> The problem
What is the number of lines that include the word "Assessment"? Provide only that figure.

> Given data

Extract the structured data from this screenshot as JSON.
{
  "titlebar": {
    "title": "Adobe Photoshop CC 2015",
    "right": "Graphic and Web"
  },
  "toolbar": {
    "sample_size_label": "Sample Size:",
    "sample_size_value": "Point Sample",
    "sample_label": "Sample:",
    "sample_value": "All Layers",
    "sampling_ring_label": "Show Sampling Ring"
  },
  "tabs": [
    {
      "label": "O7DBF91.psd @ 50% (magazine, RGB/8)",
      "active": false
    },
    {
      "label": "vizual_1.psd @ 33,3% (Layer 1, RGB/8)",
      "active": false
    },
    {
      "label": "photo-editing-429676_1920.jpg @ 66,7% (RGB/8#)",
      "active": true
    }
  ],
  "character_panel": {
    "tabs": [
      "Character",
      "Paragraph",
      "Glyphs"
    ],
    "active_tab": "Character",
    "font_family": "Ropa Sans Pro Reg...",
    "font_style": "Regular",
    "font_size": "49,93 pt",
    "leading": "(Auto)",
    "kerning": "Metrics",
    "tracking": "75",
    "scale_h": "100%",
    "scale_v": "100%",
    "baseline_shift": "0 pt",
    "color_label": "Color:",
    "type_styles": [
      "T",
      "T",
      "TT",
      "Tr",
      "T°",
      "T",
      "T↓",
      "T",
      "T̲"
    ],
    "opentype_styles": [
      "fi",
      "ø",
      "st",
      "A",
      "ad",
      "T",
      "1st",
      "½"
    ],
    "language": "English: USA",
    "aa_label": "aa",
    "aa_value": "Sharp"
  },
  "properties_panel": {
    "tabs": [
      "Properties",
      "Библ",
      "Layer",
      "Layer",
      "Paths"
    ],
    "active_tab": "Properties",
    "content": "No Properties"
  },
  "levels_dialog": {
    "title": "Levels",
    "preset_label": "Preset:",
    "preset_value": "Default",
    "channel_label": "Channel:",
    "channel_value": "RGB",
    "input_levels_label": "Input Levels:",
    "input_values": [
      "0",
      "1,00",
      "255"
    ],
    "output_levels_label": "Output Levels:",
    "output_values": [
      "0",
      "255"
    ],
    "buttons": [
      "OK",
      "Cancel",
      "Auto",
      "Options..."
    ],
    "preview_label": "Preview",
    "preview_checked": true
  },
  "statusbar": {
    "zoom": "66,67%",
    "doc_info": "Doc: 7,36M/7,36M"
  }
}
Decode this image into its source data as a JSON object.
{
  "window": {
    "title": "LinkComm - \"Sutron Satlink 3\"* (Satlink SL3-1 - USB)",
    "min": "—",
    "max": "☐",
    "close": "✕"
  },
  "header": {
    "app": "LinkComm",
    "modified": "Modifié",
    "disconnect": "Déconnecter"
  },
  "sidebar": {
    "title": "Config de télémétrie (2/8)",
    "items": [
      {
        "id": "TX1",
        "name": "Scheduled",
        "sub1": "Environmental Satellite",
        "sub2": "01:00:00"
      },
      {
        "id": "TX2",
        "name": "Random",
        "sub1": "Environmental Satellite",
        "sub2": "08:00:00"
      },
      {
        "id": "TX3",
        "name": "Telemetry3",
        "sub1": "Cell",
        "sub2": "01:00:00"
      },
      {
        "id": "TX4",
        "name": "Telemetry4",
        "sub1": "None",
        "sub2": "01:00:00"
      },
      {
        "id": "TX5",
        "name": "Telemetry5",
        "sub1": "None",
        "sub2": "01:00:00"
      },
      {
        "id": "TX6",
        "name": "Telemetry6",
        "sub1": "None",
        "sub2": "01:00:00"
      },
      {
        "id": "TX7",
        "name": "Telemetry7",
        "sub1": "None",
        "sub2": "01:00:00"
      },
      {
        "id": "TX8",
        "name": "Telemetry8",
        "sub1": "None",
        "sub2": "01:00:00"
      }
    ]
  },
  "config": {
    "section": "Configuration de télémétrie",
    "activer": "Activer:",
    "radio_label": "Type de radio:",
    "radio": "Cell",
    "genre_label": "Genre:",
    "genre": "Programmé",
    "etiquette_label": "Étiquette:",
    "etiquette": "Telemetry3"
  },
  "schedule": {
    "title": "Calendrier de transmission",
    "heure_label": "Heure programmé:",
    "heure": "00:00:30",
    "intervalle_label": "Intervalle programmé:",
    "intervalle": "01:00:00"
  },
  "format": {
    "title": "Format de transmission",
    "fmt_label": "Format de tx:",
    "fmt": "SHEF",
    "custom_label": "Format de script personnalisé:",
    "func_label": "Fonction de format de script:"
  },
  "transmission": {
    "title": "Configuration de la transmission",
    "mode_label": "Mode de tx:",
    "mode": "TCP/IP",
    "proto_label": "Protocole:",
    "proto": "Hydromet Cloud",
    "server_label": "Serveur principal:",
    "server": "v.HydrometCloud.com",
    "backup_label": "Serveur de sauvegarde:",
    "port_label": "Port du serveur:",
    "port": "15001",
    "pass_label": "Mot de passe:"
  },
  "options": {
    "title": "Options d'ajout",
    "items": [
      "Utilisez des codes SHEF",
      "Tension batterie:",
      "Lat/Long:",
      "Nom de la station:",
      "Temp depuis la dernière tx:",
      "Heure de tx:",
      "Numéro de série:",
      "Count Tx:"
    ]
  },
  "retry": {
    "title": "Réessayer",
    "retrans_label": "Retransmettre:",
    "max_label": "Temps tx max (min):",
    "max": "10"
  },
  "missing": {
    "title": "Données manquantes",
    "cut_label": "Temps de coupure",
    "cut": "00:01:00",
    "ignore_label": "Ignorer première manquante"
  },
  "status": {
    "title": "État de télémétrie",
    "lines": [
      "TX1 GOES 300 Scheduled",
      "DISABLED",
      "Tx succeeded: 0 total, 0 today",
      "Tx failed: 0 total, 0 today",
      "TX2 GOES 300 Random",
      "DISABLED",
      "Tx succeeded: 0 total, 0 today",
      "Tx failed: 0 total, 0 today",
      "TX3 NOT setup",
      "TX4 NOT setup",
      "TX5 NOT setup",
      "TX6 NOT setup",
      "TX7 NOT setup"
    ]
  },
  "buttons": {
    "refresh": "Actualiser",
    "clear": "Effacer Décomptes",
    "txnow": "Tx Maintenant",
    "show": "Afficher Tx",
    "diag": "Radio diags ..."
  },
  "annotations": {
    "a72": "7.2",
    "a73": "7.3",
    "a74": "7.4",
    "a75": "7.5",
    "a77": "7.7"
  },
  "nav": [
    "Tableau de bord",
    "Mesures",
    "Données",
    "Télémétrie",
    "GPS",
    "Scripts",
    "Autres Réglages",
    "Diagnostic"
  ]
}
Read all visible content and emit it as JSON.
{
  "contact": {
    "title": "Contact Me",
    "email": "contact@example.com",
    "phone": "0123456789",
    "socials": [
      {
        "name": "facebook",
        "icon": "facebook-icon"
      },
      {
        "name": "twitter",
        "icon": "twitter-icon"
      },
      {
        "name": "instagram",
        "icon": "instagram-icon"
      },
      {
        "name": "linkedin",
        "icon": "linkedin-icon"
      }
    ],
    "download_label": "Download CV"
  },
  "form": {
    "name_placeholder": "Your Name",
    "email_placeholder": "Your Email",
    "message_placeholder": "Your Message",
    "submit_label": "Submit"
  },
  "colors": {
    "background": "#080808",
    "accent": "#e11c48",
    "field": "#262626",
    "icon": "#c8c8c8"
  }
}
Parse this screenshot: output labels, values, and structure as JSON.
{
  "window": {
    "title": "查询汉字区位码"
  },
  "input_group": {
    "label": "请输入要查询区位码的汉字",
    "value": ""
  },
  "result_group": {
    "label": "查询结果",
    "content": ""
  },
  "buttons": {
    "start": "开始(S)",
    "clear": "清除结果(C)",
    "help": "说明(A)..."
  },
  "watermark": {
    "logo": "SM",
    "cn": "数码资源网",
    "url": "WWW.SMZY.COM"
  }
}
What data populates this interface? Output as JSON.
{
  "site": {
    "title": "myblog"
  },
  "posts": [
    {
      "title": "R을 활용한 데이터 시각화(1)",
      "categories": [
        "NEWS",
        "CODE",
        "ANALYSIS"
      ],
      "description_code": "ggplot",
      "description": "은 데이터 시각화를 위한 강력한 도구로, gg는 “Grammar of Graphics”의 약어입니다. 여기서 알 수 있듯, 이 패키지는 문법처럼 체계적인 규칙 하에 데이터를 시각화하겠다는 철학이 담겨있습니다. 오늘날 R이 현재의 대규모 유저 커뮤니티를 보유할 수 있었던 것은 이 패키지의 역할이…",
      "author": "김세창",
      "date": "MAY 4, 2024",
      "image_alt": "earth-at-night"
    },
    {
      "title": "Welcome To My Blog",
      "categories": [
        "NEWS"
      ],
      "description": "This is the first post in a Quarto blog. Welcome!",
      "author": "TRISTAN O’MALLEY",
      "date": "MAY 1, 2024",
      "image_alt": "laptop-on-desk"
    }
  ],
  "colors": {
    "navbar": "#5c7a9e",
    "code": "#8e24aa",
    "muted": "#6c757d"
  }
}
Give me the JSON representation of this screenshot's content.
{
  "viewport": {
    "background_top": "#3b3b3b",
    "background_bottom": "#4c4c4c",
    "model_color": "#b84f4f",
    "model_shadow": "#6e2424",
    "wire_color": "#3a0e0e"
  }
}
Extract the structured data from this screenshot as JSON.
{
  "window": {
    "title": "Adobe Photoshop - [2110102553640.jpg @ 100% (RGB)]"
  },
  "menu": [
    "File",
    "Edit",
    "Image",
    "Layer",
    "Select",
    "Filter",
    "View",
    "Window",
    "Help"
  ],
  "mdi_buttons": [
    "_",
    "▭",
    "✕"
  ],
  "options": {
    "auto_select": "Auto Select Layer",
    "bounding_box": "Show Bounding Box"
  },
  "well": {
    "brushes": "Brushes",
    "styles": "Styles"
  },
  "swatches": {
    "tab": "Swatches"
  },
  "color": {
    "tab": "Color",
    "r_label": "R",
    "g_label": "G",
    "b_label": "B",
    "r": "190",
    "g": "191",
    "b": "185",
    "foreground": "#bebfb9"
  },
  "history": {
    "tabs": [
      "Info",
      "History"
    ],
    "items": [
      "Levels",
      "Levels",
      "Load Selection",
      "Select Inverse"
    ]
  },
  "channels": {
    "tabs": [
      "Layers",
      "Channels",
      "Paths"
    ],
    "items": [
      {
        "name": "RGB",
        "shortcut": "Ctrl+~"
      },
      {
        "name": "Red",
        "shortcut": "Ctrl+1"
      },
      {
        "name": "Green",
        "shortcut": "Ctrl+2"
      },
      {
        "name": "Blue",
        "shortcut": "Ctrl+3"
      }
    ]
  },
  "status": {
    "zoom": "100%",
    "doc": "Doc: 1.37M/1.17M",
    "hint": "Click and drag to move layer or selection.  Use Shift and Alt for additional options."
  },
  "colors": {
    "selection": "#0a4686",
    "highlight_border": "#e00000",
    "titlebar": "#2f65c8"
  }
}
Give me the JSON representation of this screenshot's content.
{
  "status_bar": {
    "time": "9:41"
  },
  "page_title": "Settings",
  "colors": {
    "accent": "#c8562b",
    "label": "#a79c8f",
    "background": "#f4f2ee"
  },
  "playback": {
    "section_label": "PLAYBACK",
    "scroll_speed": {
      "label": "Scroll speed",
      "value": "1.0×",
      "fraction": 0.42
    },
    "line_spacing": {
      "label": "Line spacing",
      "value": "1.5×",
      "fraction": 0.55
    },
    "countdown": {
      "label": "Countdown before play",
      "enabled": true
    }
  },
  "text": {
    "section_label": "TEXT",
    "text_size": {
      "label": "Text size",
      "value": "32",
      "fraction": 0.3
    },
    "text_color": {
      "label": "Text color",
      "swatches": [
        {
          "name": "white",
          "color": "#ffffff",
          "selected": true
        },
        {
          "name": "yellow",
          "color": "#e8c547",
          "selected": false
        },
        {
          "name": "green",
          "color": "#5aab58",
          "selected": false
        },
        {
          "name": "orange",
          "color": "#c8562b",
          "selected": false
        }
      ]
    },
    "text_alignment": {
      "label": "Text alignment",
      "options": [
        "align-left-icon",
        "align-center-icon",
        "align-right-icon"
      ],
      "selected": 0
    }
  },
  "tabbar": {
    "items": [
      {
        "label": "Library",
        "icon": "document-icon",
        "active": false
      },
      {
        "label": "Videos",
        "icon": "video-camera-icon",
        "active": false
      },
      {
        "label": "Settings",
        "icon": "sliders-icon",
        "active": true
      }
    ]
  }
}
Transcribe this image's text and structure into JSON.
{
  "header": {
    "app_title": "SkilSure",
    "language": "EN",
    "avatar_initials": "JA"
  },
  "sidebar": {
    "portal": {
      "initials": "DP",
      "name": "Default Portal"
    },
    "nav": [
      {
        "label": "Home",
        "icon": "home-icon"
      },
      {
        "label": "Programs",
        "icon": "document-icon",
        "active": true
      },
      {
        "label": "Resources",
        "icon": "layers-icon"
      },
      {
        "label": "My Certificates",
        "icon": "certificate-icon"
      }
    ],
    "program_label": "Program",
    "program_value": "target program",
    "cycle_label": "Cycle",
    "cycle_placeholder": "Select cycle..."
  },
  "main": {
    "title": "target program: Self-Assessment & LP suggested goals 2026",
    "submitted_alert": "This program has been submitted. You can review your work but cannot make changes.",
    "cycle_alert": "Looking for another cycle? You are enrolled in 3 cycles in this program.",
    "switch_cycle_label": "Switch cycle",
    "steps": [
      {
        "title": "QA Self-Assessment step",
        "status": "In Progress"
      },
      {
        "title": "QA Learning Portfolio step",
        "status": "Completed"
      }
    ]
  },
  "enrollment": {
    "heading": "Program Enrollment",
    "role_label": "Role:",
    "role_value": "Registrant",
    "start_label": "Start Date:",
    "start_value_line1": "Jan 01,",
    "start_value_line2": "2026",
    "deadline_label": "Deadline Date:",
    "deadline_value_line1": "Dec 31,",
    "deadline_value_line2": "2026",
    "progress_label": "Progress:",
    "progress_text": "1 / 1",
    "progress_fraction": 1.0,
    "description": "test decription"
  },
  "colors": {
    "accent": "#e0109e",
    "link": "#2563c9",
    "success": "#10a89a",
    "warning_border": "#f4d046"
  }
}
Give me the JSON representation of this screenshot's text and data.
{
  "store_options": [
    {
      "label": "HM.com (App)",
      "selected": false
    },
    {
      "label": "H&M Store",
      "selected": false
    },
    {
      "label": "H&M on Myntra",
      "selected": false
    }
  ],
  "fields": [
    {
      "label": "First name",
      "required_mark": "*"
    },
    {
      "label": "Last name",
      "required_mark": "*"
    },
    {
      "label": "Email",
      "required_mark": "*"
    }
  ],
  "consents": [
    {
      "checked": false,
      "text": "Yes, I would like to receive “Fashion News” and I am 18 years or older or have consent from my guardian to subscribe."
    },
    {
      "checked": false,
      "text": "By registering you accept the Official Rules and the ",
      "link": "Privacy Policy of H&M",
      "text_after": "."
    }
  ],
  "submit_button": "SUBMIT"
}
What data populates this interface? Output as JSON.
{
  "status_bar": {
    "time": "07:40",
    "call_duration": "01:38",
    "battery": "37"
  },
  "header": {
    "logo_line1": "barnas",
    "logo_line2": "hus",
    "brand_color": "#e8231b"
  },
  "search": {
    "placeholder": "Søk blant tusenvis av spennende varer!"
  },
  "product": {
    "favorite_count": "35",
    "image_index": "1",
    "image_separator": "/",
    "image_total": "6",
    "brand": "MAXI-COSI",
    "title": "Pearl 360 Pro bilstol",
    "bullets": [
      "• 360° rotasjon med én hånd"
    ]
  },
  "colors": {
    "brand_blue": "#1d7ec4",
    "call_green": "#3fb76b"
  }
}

> Task answer
2